Start of Dataset

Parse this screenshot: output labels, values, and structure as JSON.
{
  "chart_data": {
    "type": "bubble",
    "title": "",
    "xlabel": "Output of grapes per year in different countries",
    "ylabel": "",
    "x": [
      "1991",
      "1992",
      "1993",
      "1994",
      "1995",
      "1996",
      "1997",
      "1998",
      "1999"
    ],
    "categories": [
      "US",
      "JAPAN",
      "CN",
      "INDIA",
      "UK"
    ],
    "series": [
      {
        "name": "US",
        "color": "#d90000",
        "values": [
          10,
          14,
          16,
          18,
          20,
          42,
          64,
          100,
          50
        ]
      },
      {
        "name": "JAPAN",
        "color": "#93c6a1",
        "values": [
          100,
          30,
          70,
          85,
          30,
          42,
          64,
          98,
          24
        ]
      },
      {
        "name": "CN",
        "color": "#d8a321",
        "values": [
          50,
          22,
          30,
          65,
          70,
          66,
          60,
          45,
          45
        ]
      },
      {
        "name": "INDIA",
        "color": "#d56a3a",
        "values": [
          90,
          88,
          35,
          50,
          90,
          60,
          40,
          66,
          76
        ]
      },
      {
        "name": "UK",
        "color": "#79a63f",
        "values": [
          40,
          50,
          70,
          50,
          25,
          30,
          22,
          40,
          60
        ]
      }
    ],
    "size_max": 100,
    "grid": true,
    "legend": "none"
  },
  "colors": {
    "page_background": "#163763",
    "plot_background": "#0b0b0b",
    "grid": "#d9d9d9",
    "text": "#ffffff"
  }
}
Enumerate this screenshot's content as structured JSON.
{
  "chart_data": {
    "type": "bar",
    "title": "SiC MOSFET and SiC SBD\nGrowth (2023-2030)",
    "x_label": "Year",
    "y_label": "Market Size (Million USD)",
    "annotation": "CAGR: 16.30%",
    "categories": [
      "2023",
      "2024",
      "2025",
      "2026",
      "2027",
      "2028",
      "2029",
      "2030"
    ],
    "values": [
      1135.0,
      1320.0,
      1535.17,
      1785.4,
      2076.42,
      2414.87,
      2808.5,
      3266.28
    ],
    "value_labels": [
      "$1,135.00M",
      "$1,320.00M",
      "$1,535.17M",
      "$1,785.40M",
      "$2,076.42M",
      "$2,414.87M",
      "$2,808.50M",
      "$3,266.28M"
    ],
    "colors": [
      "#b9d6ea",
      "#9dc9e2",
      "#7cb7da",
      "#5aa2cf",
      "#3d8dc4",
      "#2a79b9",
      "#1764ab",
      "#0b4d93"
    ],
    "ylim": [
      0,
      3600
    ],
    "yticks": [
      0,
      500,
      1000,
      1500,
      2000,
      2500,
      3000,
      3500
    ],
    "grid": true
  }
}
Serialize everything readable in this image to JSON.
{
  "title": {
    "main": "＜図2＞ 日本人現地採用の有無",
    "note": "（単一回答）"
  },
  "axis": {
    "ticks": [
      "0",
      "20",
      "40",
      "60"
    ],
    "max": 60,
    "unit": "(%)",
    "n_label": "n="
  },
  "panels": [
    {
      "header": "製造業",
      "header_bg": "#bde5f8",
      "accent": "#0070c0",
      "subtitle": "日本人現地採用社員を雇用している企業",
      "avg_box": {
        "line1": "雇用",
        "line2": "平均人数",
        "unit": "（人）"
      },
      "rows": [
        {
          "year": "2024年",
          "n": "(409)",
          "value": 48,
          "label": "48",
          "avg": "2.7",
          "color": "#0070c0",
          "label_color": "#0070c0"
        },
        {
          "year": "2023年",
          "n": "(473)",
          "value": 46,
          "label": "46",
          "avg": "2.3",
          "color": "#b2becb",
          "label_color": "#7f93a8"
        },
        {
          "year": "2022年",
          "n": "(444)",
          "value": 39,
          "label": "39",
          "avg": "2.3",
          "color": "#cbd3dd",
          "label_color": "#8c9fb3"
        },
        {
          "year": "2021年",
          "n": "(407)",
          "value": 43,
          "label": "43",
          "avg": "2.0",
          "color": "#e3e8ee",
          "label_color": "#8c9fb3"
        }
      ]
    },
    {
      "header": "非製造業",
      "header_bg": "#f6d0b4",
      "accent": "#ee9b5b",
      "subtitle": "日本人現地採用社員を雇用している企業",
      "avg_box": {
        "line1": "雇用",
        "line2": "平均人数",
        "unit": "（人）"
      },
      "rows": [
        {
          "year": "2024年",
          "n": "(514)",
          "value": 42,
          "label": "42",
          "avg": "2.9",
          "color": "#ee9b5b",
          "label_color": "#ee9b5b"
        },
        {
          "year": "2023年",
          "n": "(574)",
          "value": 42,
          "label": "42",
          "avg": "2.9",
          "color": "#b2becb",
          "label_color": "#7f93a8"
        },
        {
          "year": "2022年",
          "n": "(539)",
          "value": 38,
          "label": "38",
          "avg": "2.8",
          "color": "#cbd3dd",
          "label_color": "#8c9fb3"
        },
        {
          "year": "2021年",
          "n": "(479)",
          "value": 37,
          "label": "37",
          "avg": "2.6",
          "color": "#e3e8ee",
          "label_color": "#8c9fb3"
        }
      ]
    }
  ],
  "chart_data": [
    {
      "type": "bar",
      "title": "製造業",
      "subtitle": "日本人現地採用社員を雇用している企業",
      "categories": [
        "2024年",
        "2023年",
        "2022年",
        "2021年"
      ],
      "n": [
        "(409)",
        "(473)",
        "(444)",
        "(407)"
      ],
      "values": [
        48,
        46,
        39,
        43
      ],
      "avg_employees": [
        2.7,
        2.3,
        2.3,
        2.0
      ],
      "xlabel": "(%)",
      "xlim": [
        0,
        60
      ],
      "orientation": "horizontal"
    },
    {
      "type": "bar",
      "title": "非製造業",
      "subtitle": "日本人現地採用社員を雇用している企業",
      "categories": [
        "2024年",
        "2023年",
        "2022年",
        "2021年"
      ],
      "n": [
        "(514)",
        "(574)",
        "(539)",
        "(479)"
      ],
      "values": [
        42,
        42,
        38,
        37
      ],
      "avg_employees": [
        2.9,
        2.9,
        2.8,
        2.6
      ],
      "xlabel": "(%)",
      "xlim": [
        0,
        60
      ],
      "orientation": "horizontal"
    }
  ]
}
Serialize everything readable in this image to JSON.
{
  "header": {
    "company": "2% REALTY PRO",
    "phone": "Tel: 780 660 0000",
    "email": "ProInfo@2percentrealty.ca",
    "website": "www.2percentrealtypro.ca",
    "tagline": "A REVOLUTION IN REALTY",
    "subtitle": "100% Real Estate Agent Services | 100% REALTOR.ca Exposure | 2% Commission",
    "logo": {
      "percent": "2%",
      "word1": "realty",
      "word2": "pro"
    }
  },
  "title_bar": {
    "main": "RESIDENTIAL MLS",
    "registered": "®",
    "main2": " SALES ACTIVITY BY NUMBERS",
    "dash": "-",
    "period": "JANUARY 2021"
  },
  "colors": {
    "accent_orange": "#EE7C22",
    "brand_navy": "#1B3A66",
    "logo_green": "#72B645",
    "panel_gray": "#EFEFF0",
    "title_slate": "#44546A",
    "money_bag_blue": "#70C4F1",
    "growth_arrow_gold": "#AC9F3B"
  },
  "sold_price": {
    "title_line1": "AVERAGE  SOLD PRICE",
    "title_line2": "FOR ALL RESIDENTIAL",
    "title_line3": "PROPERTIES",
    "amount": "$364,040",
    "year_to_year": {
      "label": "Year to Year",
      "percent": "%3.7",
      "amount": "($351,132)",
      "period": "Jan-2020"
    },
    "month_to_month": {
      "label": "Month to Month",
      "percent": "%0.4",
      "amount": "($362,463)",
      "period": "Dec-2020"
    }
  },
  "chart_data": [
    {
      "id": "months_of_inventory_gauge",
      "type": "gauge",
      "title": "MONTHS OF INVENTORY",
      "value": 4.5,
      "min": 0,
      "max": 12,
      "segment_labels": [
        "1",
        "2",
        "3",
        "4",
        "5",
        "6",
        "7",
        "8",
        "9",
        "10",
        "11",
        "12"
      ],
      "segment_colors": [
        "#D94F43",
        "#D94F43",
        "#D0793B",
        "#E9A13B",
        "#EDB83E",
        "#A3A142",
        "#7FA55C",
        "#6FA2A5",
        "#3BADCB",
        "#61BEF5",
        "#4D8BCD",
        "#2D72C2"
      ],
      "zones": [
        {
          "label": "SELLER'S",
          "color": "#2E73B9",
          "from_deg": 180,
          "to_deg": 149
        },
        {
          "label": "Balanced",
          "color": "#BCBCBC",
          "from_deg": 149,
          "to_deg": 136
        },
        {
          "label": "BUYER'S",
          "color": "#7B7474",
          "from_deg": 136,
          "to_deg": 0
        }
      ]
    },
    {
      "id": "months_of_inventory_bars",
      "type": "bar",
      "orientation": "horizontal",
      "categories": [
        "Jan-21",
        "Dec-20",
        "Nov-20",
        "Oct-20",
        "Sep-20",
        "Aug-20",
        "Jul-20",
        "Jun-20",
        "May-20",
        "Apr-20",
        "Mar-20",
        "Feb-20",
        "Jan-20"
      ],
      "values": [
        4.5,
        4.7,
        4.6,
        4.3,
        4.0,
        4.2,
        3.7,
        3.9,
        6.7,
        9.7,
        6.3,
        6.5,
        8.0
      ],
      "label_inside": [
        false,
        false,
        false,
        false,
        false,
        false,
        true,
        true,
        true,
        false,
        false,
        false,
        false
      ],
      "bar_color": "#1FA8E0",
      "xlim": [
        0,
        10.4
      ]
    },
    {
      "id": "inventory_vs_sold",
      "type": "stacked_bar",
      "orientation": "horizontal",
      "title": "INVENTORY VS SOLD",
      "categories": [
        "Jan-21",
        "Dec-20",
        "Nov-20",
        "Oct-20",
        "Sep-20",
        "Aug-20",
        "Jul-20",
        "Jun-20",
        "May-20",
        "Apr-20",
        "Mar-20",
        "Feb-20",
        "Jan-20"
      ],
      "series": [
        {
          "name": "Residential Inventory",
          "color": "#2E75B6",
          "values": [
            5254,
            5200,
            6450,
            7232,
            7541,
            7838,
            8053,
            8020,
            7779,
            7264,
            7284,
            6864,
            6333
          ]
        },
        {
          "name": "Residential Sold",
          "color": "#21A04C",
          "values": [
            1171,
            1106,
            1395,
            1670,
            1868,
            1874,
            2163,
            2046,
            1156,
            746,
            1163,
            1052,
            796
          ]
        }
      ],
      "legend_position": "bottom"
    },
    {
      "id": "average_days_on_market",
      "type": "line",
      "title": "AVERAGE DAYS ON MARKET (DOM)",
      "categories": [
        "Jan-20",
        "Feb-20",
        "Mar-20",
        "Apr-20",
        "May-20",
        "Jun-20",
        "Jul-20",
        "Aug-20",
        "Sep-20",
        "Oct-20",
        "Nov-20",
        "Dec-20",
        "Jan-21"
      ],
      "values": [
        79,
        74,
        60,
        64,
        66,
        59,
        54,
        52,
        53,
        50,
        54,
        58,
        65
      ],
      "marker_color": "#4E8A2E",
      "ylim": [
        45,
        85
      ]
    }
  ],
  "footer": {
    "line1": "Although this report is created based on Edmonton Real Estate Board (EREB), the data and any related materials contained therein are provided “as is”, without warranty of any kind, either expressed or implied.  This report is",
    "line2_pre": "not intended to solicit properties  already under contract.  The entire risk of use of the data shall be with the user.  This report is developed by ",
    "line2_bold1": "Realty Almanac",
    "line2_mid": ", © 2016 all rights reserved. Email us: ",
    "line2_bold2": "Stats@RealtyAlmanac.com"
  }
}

End of Dataset

**Problem to solve:** Work through the records above line by line and count those that hold the string "screenshot". Give only the result.

**Response to this exercise:** 2